- _To be done_:
Transcribe each record exactly. Include every one.

---

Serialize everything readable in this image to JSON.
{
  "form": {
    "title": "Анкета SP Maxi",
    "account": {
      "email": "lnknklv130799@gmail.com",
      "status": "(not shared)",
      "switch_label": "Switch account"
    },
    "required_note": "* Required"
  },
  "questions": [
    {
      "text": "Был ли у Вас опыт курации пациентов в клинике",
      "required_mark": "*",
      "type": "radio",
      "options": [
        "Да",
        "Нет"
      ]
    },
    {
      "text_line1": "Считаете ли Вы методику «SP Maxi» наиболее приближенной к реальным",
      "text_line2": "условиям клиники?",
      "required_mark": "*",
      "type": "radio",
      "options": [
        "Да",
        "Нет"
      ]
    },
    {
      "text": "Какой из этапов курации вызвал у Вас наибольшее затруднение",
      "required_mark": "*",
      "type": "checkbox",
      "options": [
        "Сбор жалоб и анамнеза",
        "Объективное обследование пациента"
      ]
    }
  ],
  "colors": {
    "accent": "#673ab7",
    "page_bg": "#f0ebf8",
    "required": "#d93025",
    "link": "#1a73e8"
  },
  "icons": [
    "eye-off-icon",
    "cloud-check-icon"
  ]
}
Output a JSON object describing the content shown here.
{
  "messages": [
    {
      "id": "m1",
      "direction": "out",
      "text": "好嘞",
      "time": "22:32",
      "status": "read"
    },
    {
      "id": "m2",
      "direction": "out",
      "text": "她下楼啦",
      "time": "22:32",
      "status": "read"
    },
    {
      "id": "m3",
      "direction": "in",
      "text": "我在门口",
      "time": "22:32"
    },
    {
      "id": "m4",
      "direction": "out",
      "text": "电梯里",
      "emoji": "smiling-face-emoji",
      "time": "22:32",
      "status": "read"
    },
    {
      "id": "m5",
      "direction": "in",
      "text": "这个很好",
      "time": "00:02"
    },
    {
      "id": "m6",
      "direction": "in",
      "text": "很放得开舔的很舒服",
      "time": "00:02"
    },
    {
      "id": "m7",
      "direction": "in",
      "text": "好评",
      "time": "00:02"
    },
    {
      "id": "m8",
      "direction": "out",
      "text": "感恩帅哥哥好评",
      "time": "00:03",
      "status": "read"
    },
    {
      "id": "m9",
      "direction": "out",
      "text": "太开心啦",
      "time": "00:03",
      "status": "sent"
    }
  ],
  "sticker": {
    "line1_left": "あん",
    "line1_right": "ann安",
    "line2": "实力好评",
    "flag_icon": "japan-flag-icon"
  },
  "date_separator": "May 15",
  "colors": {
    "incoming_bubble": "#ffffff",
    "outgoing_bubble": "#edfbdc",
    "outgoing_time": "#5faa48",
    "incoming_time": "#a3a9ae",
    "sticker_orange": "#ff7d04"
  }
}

---

- _Output for this task_:
Serialize everything readable in this image to JSON.
{
  "form": {
    "title": "Анкета SP Maxi",
    "account": {
      "email": "lnknklv130799@gmail.com",
      "status": "(not shared)",
      "switch_label": "Switch account"
    },
    "required_note": "* Required"
  },
  "questions": [
    {
      "text": "Был ли у Вас опыт курации пациентов в клинике",
      "required_mark": "*",
      "type": "radio",
      "options": [
        "Да",
        "Нет"
      ]
    },
    {
      "text_line1": "Считаете ли Вы методику «SP Maxi» наиболее приближенной к реальным",
      "text_line2": "условиям клиники?",
      "required_mark": "*",
      "type": "radio",
      "options": [
        "Да",
        "Нет"
      ]
    },
    {
      "text": "Какой из этапов курации вызвал у Вас наибольшее затруднение",
      "required_mark": "*",
      "type": "checkbox",
      "options": [
        "Сбор жалоб и анамнеза",
        "Объективное обследование пациента"
      ]
    }
  ],
  "colors": {
    "accent": "#673ab7",
    "page_bg": "#f0ebf8",
    "required": "#d93025",
    "link": "#1a73e8"
  },
  "icons": [
    "eye-off-icon",
    "cloud-check-icon"
  ]
}
Output a JSON object describing the content shown here.
{
  "messages": [
    {
      "id": "m1",
      "direction": "out",
      "text": "好嘞",
      "time": "22:32",
      "status": "read"
    },
    {
      "id": "m2",
      "direction": "out",
      "text": "她下楼啦",
      "time": "22:32",
      "status": "read"
    },
    {
      "id": "m3",
      "direction": "in",
      "text": "我在门口",
      "time": "22:32"
    },
    {
      "id": "m4",
      "direction": "out",
      "text": "电梯里",
      "emoji": "smiling-face-emoji",
      "time": "22:32",
      "status": "read"
    },
    {
      "id": "m5",
      "direction": "in",
      "text": "这个很好",
      "time": "00:02"
    },
    {
      "id": "m6",
      "direction": "in",
      "text": "很放得开舔的很舒服",
      "time": "00:02"
    },
    {
      "id": "m7",
      "direction": "in",
      "text": "好评",
      "time": "00:02"
    },
    {
      "id": "m8",
      "direction": "out",
      "text": "感恩帅哥哥好评",
      "time": "00:03",
      "status": "read"
    },
    {
      "id": "m9",
      "direction": "out",
      "text": "太开心啦",
      "time": "00:03",
      "status": "sent"
    }
  ],
  "sticker": {
    "line1_left": "あん",
    "line1_right": "ann安",
    "line2": "实力好评",
    "flag_icon": "japan-flag-icon"
  },
  "date_separator": "May 15",
  "colors": {
    "incoming_bubble": "#ffffff",
    "outgoing_bubble": "#edfbdc",
    "outgoing_time": "#5faa48",
    "incoming_time": "#a3a9ae",
    "sticker_orange": "#ff7d04"
  }
}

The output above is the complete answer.